List every person named in the article about the young luge athletes, which appears before the records below.

- **Passage shown**
☆ ☆ ☆
Young athletes are legacy of Vancouver's 2010 Winter Games

Credit to Author: Randy Shore| Date: Sat, 08 Feb 2020 14:00:14 +0000

Caitlin Nash and Natalie Corless were grade-schoolers when the 2010 Olympic and Paralympic Winter Games were hosted by Vancouver and Whistler.

“Growing up in Whistler I was always surrounded by high-performance athletes,” said Nash, 16. “Being immersed in the Games and that culture was something that definitely put me on to luge and started my sporting career.”

Not yet high school graduates, Corless and Nash are now competing at the highest levels in luge and making sport history with cool intensity. The Whistler-based twosome has been moving up the junior ranks steadily and last season started to dominate their peers as singles and as a team.

Last year — their first as a team — they won the International Luge Federation Crystal Globe as the top pair in Youth ‘A’ Women’s Doubles. Then, in December, they smashed the gender barrier to become the first female pair to compete against men in doubles luge at the World Cup.
☆ ☆ ☆
Region annotation records

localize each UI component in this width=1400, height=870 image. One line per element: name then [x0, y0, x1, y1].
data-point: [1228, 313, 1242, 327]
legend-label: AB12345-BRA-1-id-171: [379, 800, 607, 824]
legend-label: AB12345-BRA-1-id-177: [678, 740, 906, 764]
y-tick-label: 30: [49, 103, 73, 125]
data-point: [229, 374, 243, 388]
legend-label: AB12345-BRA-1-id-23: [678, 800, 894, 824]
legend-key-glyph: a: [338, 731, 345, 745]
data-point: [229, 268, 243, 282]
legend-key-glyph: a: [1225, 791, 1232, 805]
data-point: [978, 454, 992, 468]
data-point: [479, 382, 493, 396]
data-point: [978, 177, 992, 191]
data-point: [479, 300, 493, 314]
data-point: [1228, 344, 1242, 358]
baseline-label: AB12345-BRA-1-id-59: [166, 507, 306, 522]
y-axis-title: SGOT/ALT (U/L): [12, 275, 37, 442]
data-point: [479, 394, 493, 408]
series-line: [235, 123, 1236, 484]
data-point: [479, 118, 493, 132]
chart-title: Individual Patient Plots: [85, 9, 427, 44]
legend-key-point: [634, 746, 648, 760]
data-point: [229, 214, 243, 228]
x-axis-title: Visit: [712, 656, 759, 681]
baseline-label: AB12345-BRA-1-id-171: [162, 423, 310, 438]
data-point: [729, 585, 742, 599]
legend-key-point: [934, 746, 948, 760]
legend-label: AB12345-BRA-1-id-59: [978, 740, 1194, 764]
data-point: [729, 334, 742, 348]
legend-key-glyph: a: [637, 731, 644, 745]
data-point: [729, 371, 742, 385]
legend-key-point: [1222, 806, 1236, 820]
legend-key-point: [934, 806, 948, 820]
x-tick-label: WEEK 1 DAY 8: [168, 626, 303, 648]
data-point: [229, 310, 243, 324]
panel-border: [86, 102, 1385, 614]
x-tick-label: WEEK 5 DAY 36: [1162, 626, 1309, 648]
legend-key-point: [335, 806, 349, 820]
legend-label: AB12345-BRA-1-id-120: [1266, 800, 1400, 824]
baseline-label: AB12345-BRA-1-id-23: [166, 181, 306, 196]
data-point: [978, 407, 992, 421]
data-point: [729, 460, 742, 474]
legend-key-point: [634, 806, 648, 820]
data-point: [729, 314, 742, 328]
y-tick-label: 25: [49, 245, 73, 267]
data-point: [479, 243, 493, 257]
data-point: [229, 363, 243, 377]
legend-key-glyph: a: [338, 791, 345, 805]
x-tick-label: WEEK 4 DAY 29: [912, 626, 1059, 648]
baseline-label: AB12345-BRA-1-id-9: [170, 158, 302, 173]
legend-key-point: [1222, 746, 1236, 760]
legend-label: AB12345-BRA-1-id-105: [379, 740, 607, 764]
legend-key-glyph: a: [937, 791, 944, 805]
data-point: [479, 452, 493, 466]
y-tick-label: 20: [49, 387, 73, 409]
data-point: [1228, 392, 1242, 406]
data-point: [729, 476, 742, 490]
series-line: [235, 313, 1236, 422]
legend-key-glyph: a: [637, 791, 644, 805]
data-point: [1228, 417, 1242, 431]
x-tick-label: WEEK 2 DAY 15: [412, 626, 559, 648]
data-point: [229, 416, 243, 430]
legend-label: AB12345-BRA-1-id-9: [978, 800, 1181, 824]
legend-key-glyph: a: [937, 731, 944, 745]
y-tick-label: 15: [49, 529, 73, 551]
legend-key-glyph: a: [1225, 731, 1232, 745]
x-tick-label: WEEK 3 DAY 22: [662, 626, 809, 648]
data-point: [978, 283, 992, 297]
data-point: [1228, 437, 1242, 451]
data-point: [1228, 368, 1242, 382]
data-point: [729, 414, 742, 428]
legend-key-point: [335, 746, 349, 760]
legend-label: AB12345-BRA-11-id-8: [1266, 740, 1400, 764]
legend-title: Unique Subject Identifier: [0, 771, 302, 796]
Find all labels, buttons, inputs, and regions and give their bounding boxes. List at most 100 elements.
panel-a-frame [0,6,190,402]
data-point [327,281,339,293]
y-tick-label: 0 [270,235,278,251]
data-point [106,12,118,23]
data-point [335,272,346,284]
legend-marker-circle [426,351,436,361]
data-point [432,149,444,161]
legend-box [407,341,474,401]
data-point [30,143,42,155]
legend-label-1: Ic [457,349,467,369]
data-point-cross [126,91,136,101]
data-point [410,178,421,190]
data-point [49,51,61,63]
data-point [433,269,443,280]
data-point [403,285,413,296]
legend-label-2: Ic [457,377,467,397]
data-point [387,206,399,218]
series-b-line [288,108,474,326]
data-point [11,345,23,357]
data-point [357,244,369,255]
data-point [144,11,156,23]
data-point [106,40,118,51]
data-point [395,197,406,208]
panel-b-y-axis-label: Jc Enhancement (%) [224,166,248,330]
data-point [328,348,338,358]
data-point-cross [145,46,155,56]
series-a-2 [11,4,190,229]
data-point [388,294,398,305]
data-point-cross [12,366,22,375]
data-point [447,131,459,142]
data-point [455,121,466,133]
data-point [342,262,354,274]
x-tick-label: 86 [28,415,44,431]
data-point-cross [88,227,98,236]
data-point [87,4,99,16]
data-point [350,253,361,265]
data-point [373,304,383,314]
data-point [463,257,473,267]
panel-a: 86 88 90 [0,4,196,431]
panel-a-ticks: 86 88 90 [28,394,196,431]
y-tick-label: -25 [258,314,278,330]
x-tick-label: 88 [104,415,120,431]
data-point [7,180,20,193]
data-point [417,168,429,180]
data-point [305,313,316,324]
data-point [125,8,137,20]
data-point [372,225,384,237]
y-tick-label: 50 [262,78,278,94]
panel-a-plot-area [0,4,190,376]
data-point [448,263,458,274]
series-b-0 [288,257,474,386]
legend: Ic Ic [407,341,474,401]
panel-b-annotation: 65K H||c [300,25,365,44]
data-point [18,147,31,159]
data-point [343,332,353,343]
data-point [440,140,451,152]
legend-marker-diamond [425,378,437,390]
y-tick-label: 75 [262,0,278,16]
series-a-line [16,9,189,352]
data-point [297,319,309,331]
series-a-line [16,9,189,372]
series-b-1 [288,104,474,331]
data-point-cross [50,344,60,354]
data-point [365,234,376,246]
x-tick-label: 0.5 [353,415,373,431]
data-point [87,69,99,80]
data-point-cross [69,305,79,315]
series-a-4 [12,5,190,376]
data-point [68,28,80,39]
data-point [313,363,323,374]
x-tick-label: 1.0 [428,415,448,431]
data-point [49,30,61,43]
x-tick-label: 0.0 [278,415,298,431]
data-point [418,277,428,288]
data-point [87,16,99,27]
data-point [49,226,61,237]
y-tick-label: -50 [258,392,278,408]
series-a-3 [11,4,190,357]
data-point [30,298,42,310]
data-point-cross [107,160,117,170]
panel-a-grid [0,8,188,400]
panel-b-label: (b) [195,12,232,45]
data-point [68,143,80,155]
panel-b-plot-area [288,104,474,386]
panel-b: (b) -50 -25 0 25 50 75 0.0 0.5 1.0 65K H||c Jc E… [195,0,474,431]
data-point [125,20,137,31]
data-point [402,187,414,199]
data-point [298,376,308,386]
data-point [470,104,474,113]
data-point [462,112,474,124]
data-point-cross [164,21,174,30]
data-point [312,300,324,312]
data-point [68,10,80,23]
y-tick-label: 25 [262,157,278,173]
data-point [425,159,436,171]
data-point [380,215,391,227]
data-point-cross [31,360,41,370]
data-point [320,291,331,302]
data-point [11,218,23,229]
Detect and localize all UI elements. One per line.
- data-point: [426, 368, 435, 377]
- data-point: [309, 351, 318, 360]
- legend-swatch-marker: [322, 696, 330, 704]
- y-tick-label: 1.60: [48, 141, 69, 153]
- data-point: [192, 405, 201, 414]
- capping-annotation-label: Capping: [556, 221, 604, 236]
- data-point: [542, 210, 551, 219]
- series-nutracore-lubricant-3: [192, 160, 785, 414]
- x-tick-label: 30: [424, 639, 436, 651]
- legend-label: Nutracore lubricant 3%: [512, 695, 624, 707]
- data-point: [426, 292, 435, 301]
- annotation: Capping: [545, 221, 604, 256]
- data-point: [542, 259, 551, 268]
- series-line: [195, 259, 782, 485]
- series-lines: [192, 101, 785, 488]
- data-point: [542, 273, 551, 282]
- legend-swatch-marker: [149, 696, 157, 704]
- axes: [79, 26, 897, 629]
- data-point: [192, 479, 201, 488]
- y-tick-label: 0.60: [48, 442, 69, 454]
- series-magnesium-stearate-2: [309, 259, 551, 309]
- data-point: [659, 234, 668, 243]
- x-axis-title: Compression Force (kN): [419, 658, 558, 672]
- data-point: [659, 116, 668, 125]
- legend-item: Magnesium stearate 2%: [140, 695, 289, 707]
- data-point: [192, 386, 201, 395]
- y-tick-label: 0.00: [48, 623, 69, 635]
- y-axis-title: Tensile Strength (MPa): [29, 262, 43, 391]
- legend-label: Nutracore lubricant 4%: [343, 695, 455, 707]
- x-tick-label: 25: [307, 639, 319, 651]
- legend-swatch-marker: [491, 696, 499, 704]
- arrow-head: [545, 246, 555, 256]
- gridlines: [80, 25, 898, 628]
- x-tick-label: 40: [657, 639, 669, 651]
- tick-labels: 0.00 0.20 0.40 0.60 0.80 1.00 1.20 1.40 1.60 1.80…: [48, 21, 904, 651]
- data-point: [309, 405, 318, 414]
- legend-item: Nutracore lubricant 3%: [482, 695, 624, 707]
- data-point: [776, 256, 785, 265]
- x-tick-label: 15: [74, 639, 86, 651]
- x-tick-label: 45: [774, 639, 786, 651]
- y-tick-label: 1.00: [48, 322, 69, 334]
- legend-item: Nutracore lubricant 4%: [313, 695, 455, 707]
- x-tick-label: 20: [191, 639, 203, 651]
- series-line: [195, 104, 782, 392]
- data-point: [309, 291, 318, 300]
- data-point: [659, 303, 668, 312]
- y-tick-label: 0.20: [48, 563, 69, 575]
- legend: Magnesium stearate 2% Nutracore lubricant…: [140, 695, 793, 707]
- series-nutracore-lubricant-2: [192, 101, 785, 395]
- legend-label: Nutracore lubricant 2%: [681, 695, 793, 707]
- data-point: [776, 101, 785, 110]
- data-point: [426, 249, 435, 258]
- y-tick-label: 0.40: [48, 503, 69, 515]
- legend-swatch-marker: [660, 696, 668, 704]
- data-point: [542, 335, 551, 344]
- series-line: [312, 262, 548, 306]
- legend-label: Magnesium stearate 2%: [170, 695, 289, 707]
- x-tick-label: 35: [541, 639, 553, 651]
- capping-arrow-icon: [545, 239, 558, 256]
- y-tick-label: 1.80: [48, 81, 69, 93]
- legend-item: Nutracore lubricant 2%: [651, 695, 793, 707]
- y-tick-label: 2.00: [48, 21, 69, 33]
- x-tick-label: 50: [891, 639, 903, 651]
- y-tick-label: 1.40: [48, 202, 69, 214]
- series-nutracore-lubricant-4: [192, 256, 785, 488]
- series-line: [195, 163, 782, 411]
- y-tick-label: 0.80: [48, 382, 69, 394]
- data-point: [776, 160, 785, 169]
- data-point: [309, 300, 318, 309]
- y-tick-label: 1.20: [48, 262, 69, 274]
☆ ☆ ☆
- **Solution to this task**
Randy Shore, Caitlin Nash, Natalie Corless